# EXERCISE
Copy out all the lines exactly. Omit pictures.

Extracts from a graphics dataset
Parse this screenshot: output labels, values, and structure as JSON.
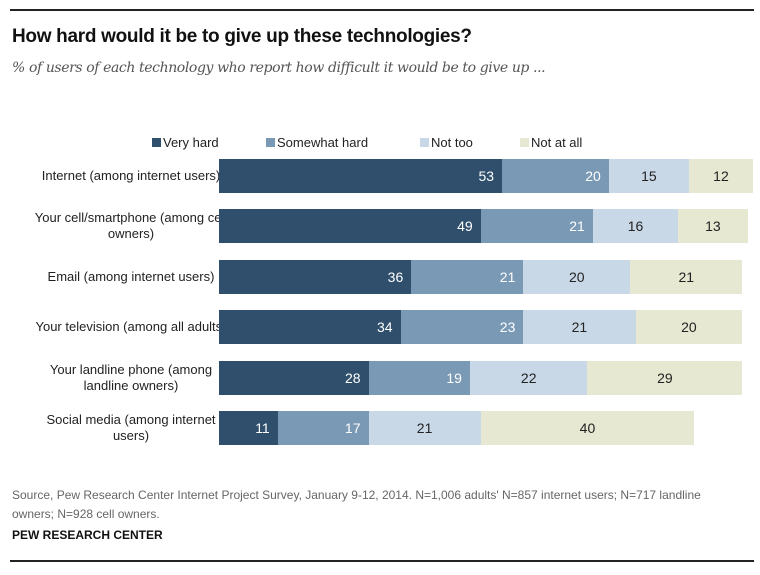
{
  "chart_data": {
    "type": "bar",
    "orientation": "horizontal-stacked",
    "title": "How hard would it be to give up these technologies?",
    "subtitle": "% of users of each technology who report how difficult it would be to give up ...",
    "categories": [
      "Internet (among internet users)",
      "Your cell/smartphone (among cell owners)",
      "Email (among internet users)",
      "Your television (among all adults)",
      "Your landline phone (among landline owners)",
      "Social media (among internet users)"
    ],
    "series": [
      {
        "name": "Very hard",
        "color": "#2f4f6c",
        "values": [
          53,
          49,
          36,
          34,
          28,
          11
        ]
      },
      {
        "name": "Somewhat hard",
        "color": "#7a99b4",
        "values": [
          20,
          21,
          21,
          23,
          19,
          17
        ]
      },
      {
        "name": "Not too",
        "color": "#c9d8e6",
        "values": [
          15,
          16,
          20,
          21,
          22,
          21
        ]
      },
      {
        "name": "Not at all",
        "color": "#e6e8d2",
        "values": [
          12,
          13,
          21,
          20,
          29,
          40
        ]
      }
    ],
    "legend_position": "top",
    "grid": false,
    "xlim": [
      0,
      100
    ]
  },
  "footer": {
    "source": "Source, Pew Research Center Internet Project Survey, January 9-12, 2014. N=1,006 adults' N=857 internet users; N=717 landline owners; N=928 cell owners.",
    "brand": "PEW RESEARCH CENTER"
  }
}
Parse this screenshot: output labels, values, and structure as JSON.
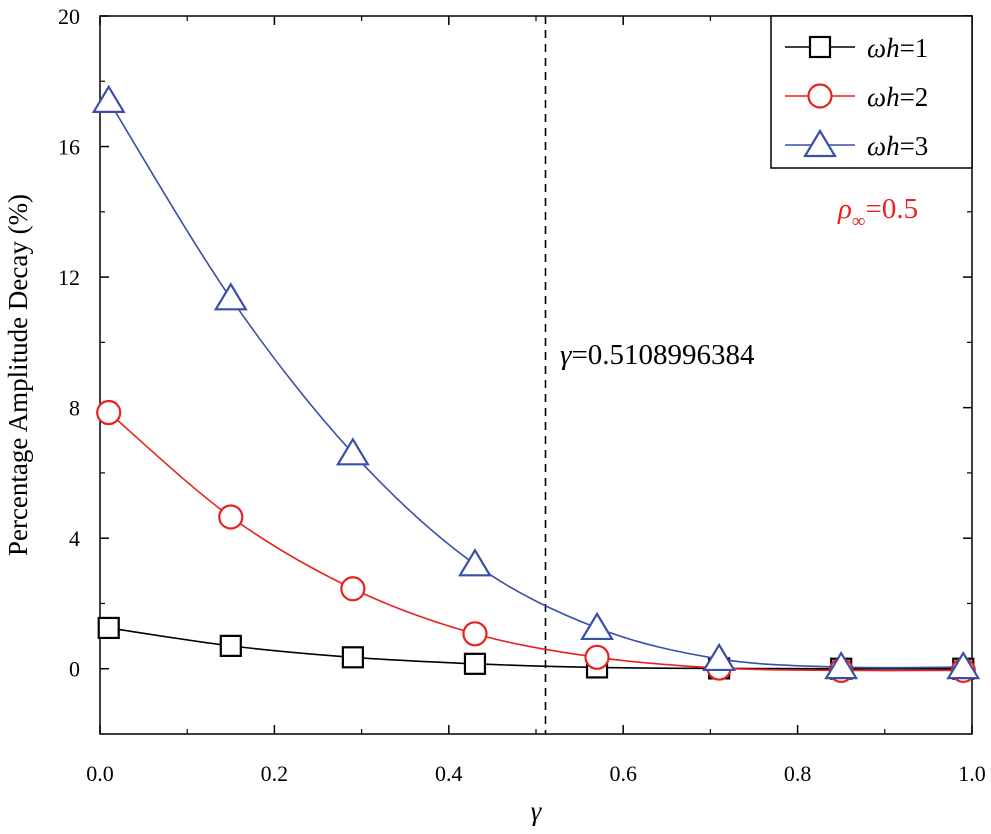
{
  "chart_data": {
    "type": "line",
    "xlabel": "γ",
    "ylabel": "Percentage Amplitude Decay (%)",
    "xlim": [
      0.0,
      1.0
    ],
    "ylim": [
      -2,
      20
    ],
    "x_ticks": [
      0.0,
      0.2,
      0.4,
      0.6,
      0.8,
      1.0
    ],
    "x_tick_labels": [
      "0.0",
      "0.2",
      "0.4",
      "0.6",
      "0.8",
      "1.0"
    ],
    "y_ticks": [
      0,
      4,
      8,
      12,
      16,
      20
    ],
    "y_tick_labels": [
      "0",
      "4",
      "8",
      "12",
      "16",
      "20"
    ],
    "grid": false,
    "legend_position": "top-right",
    "x": [
      0.01,
      0.15,
      0.29,
      0.43,
      0.57,
      0.71,
      0.85,
      0.99
    ],
    "series": [
      {
        "name": "ωh=1",
        "legend_italic": "ωh",
        "legend_value": "=1",
        "marker": "square",
        "color": "#000000",
        "values": [
          1.25,
          0.7,
          0.35,
          0.15,
          0.04,
          0.01,
          0.0,
          0.0
        ]
      },
      {
        "name": "ωh=2",
        "legend_italic": "ωh",
        "legend_value": "=2",
        "marker": "circle",
        "color": "#e8221f",
        "values": [
          7.85,
          4.65,
          2.45,
          1.07,
          0.35,
          0.02,
          -0.05,
          -0.05
        ]
      },
      {
        "name": "ωh=3",
        "legend_italic": "ωh",
        "legend_value": "=3",
        "marker": "triangle",
        "color": "#3a4fa8",
        "values": [
          17.4,
          11.35,
          6.6,
          3.2,
          1.25,
          0.3,
          0.05,
          0.05
        ]
      }
    ],
    "vline": {
      "x": 0.5108996384,
      "style": "dashed",
      "label_symbol": "γ",
      "label_value": "=0.5108996384"
    },
    "annotation": {
      "symbol": "ρ",
      "subscript": "∞",
      "value": "=0.5",
      "color": "#e8221f"
    }
  }
}
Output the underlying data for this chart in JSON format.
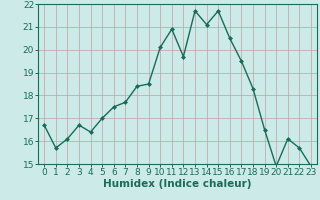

# RESULT OF THIS TASK
Parse this screenshot: output labels, values, and structure as JSON.
{
  "chart_data": {
    "type": "bar",
    "orientation": "horizontal-stacked",
    "title": "How hard would it be to give up these technologies?",
    "subtitle": "% of users of each technology who report how difficult it would be to give up ...",
    "categories": [
      "Internet (among internet users)",
      "Your cell/smartphone (among cell owners)",
      "Email (among internet users)",
      "Your television (among all adults)",
      "Your landline phone (among landline owners)",
      "Social media (among internet users)"
    ],
    "series": [
      {
        "name": "Very hard",
        "color": "#2f4f6c",
        "values": [
          53,
          49,
          36,
          34,
          28,
          11
        ]
      },
      {
        "name": "Somewhat hard",
        "color": "#7a99b4",
        "values": [
          20,
          21,
          21,
          23,
          19,
          17
        ]
      },
      {
        "name": "Not too",
        "color": "#c9d8e6",
        "values": [
          15,
          16,
          20,
          21,
          22,
          21
        ]
      },
      {
        "name": "Not at all",
        "color": "#e6e8d2",
        "values": [
          12,
          13,
          21,
          20,
          29,
          40
        ]
      }
    ],
    "legend_position": "top",
    "grid": false,
    "xlim": [
      0,
      100
    ]
  },
  "footer": {
    "source": "Source, Pew Research Center Internet Project Survey, January 9-12, 2014. N=1,006 adults' N=857 internet users; N=717 landline owners; N=928 cell owners.",
    "brand": "PEW RESEARCH CENTER"
  }
}
Parse this screenshot: output labels, values, and structure as JSON.
{
  "chart_data": {
    "type": "line",
    "xlabel": "γ",
    "ylabel": "Percentage Amplitude Decay (%)",
    "xlim": [
      0.0,
      1.0
    ],
    "ylim": [
      -2,
      20
    ],
    "x_ticks": [
      0.0,
      0.2,
      0.4,
      0.6,
      0.8,
      1.0
    ],
    "x_tick_labels": [
      "0.0",
      "0.2",
      "0.4",
      "0.6",
      "0.8",
      "1.0"
    ],
    "y_ticks": [
      0,
      4,
      8,
      12,
      16,
      20
    ],
    "y_tick_labels": [
      "0",
      "4",
      "8",
      "12",
      "16",
      "20"
    ],
    "grid": false,
    "legend_position": "top-right",
    "x": [
      0.01,
      0.15,
      0.29,
      0.43,
      0.57,
      0.71,
      0.85,
      0.99
    ],
    "series": [
      {
        "name": "ωh=1",
        "legend_italic": "ωh",
        "legend_value": "=1",
        "marker": "square",
        "color": "#000000",
        "values": [
          1.25,
          0.7,
          0.35,
          0.15,
          0.04,
          0.01,
          0.0,
          0.0
        ]
      },
      {
        "name": "ωh=2",
        "legend_italic": "ωh",
        "legend_value": "=2",
        "marker": "circle",
        "color": "#e8221f",
        "values": [
          7.85,
          4.65,
          2.45,
          1.07,
          0.35,
          0.02,
          -0.05,
          -0.05
        ]
      },
      {
        "name": "ωh=3",
        "legend_italic": "ωh",
        "legend_value": "=3",
        "marker": "triangle",
        "color": "#3a4fa8",
        "values": [
          17.4,
          11.35,
          6.6,
          3.2,
          1.25,
          0.3,
          0.05,
          0.05
        ]
      }
    ],
    "vline": {
      "x": 0.5108996384,
      "style": "dashed",
      "label_symbol": "γ",
      "label_value": "=0.5108996384"
    },
    "annotation": {
      "symbol": "ρ",
      "subscript": "∞",
      "value": "=0.5",
      "color": "#e8221f"
    }
  }
}
Output the underlying data for this chart in JSON format.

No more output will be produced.